Exercise goal:
A complete answer lists every line of the entries below where the string "Abundant" appears.

Provided information:
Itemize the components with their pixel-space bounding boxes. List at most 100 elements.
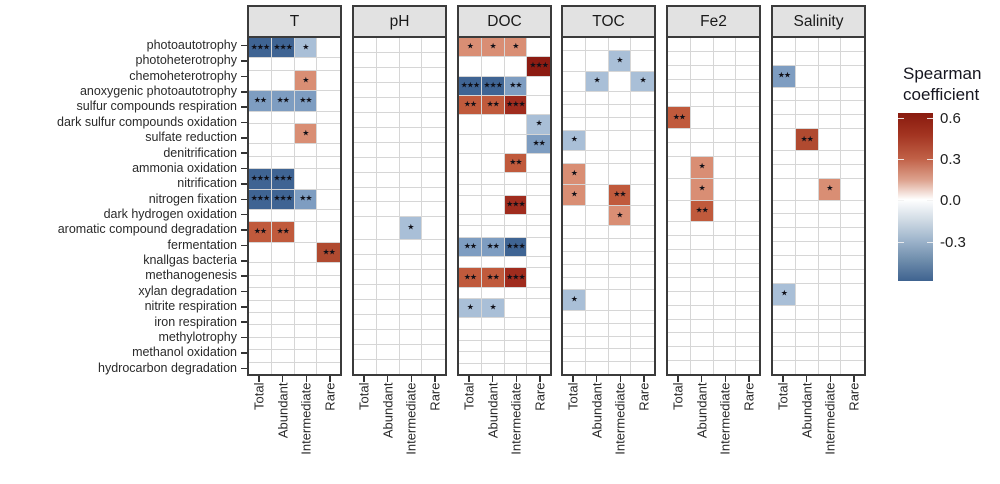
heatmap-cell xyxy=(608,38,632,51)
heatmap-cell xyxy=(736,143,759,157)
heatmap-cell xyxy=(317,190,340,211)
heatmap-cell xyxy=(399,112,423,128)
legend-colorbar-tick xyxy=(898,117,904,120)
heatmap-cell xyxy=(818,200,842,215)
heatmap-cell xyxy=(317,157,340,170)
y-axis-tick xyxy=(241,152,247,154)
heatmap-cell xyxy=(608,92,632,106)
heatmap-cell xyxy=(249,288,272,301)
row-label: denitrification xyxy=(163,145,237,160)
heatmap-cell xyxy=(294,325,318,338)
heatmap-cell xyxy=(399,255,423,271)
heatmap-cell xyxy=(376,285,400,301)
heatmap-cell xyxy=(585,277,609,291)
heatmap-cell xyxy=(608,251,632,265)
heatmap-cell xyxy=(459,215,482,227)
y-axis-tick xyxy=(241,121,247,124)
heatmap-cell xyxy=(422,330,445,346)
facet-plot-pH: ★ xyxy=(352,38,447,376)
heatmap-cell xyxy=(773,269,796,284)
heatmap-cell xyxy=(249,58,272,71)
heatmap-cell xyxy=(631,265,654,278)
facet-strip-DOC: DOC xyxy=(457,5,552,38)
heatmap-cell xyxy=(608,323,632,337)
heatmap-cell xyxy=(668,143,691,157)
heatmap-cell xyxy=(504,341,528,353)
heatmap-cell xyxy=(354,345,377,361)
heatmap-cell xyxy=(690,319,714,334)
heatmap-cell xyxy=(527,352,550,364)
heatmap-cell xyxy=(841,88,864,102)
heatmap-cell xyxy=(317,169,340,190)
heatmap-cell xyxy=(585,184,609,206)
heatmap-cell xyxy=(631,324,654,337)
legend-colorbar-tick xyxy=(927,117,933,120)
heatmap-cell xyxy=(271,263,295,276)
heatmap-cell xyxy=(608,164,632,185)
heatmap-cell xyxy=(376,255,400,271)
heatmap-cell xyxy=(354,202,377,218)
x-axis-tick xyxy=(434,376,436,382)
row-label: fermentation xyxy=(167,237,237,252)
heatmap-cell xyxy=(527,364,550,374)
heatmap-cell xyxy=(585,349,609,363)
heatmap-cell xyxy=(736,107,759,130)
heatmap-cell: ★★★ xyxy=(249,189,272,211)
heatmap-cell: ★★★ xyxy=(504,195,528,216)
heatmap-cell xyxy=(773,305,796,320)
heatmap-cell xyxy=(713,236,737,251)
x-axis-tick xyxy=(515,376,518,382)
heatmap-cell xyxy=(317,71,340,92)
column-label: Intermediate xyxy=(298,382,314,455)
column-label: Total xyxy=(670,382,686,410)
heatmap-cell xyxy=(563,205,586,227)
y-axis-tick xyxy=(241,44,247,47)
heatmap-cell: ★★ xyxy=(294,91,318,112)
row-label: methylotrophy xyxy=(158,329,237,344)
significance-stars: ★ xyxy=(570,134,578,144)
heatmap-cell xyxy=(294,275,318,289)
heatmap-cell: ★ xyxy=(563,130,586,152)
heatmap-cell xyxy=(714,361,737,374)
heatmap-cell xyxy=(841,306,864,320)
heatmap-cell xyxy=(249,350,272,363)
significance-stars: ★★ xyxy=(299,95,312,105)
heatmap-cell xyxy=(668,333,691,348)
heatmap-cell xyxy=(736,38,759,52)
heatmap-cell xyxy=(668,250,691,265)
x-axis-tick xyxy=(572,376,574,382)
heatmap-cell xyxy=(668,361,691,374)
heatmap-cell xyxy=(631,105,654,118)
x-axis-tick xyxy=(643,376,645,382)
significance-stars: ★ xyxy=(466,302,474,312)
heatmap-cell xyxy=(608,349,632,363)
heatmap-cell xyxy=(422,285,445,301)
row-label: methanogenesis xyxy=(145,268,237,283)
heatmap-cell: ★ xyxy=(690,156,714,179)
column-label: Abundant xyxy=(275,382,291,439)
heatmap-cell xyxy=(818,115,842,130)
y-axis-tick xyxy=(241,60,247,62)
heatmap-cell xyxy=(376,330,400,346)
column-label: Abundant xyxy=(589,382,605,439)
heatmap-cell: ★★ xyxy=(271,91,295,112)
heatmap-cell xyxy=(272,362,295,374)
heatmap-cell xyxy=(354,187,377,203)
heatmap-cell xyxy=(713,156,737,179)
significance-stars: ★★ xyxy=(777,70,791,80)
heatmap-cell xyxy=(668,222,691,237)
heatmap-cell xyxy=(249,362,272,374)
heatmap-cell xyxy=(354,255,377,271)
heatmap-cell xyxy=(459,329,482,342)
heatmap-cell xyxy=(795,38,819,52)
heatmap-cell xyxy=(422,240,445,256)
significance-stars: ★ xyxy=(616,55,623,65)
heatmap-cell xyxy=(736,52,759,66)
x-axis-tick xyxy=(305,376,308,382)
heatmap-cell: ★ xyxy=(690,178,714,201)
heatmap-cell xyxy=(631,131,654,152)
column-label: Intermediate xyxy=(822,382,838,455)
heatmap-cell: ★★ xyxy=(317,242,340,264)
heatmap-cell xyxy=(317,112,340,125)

Output:
column-label: Abundant xyxy=(275,382,291,439)
column-label: Abundant xyxy=(589,382,605,439)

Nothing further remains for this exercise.